- _EXERCISE PROMPT_:
In the material below, find all lines with the string "JSON" and copy them.
↓↓↓
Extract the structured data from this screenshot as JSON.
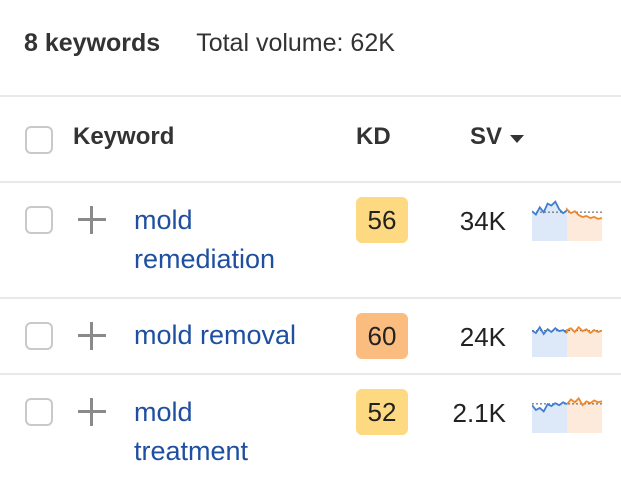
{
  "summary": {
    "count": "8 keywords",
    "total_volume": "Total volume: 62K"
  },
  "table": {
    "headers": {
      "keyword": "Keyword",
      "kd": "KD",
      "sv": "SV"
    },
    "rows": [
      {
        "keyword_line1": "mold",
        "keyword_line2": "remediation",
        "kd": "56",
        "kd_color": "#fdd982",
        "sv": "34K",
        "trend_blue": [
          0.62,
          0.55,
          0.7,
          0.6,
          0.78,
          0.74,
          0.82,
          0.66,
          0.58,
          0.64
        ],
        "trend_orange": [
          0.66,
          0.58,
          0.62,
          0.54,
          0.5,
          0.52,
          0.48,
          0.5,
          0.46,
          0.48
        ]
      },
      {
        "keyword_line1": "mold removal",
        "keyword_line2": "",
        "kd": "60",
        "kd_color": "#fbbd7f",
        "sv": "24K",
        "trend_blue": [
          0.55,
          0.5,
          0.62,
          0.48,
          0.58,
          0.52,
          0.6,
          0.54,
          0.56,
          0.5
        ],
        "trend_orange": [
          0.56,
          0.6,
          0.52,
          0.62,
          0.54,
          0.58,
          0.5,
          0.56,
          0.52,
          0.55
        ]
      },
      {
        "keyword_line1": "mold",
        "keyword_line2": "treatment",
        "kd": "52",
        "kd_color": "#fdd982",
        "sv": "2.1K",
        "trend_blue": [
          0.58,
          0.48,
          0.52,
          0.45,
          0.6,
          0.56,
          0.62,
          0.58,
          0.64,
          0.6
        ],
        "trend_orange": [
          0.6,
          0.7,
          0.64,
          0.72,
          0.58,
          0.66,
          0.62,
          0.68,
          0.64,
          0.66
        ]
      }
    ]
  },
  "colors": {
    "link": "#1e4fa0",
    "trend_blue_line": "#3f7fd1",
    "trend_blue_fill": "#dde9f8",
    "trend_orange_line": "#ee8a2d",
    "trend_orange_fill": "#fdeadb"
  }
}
↑↑↑
↓↓↓
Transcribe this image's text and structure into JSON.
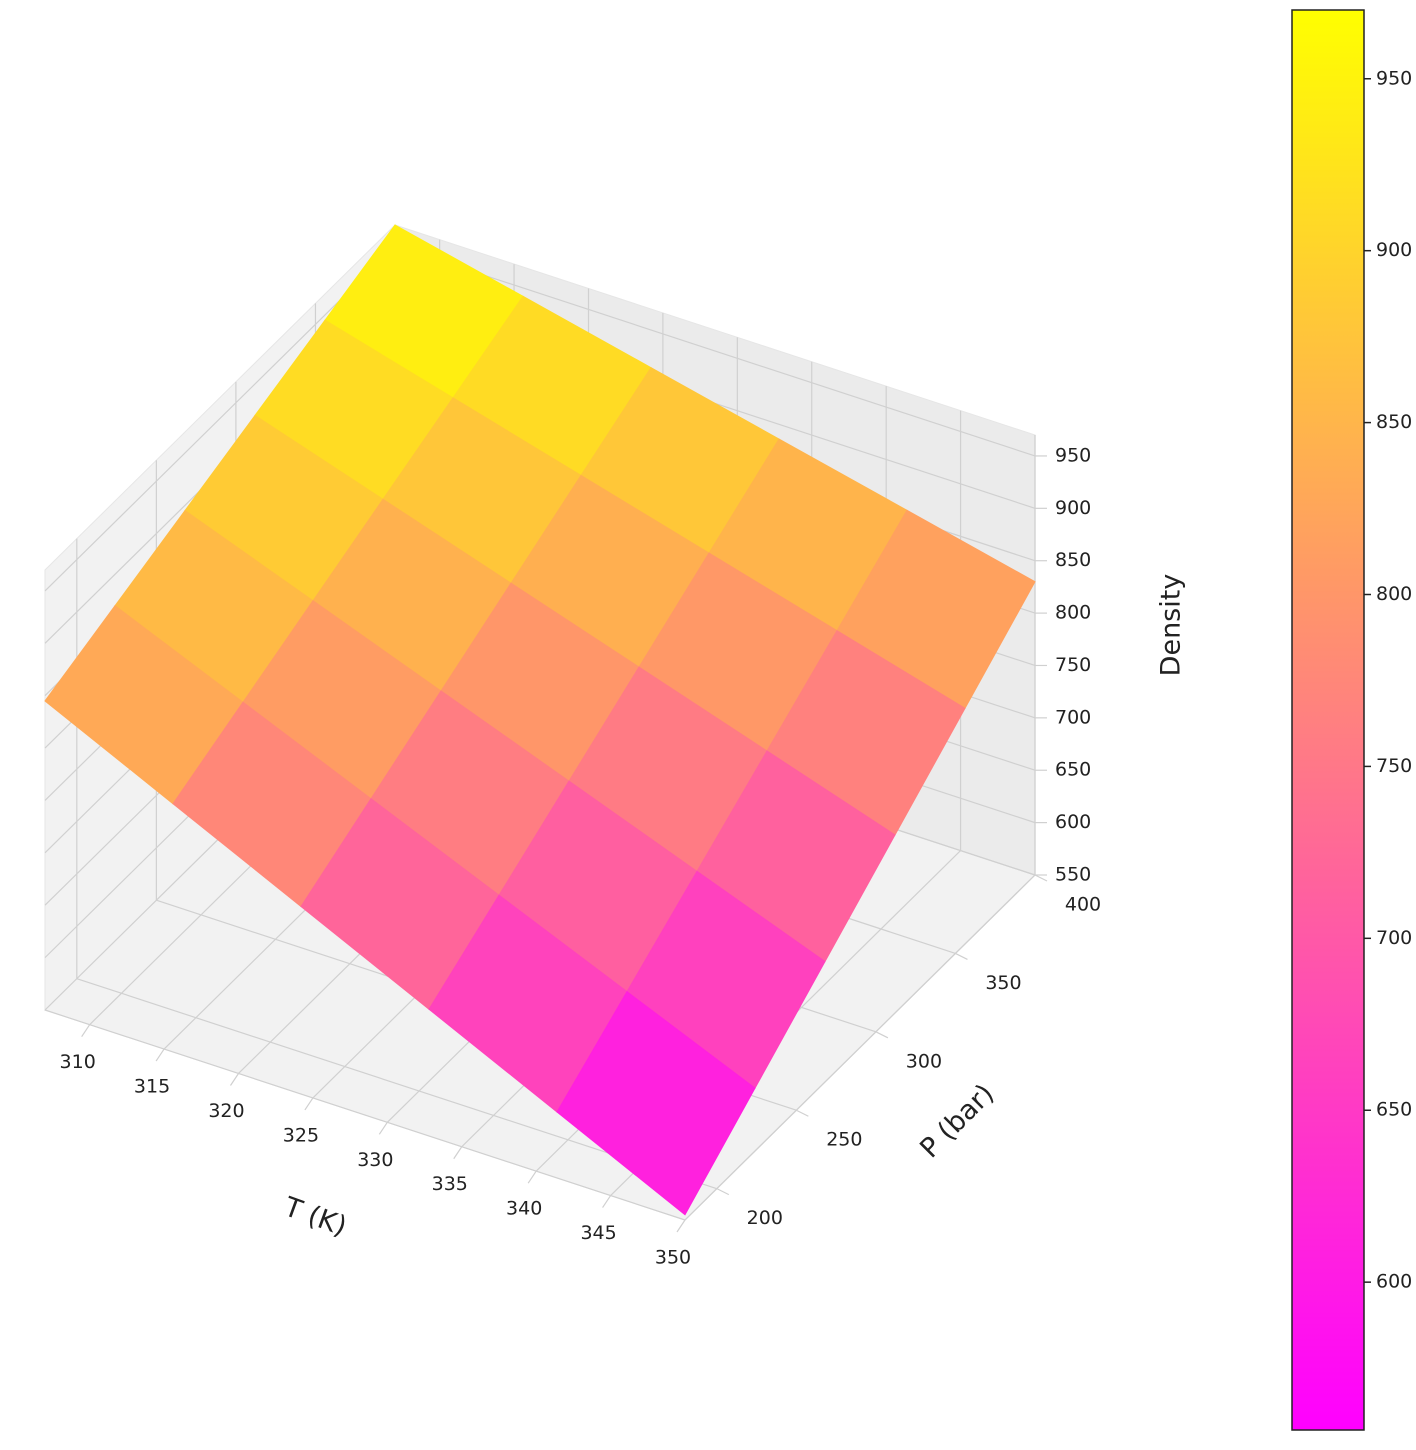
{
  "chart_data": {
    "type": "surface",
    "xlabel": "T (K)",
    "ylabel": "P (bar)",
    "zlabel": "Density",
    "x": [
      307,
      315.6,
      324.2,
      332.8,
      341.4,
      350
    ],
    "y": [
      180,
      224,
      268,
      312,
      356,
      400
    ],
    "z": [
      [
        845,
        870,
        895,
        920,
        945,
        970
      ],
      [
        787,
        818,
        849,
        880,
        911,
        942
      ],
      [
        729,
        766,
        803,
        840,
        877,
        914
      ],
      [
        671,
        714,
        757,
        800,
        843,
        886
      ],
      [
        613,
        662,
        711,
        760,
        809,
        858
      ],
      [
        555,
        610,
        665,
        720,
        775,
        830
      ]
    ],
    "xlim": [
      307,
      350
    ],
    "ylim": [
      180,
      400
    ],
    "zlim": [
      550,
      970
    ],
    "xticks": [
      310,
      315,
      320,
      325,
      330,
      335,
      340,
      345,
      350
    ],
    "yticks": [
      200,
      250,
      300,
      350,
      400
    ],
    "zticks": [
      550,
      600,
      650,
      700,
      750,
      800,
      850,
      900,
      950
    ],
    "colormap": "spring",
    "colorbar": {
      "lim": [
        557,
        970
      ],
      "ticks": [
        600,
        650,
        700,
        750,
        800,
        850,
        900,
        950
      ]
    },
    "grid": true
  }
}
↑↑↑
- _SOLUTION TO THE PROBLEM_:
Extract the structured data from this screenshot as JSON.
Transcribe this image's text and structure into JSON.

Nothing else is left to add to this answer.